---- ENTRIES PROVIDED

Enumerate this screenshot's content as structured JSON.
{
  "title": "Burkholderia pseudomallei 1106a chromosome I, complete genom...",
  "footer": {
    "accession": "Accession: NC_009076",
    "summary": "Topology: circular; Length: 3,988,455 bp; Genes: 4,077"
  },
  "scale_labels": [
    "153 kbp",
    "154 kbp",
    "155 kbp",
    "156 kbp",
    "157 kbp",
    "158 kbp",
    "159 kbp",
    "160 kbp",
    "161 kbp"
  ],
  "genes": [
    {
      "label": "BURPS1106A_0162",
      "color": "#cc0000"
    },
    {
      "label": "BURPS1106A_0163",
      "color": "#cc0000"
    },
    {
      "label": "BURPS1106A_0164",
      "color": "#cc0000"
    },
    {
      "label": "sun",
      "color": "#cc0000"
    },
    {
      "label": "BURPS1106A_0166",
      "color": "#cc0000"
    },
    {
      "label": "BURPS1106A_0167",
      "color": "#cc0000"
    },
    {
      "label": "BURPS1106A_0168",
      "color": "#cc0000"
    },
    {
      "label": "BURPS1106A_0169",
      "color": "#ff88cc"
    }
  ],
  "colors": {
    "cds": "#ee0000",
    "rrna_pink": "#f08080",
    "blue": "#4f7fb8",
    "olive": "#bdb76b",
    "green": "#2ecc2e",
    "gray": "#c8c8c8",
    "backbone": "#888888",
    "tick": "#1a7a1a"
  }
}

--------

TASK — The data must be duplicated exactly, with nothing left out.

TASK SOLUTION —
Enumerate this screenshot's content as structured JSON.
{
  "title": "Burkholderia pseudomallei 1106a chromosome I, complete genom...",
  "footer": {
    "accession": "Accession: NC_009076",
    "summary": "Topology: circular; Length: 3,988,455 bp; Genes: 4,077"
  },
  "scale_labels": [
    "153 kbp",
    "154 kbp",
    "155 kbp",
    "156 kbp",
    "157 kbp",
    "158 kbp",
    "159 kbp",
    "160 kbp",
    "161 kbp"
  ],
  "genes": [
    {
      "label": "BURPS1106A_0162",
      "color": "#cc0000"
    },
    {
      "label": "BURPS1106A_0163",
      "color": "#cc0000"
    },
    {
      "label": "BURPS1106A_0164",
      "color": "#cc0000"
    },
    {
      "label": "sun",
      "color": "#cc0000"
    },
    {
      "label": "BURPS1106A_0166",
      "color": "#cc0000"
    },
    {
      "label": "BURPS1106A_0167",
      "color": "#cc0000"
    },
    {
      "label": "BURPS1106A_0168",
      "color": "#cc0000"
    },
    {
      "label": "BURPS1106A_0169",
      "color": "#ff88cc"
    }
  ],
  "colors": {
    "cds": "#ee0000",
    "rrna_pink": "#f08080",
    "blue": "#4f7fb8",
    "olive": "#bdb76b",
    "green": "#2ecc2e",
    "gray": "#c8c8c8",
    "backbone": "#888888",
    "tick": "#1a7a1a"
  }
}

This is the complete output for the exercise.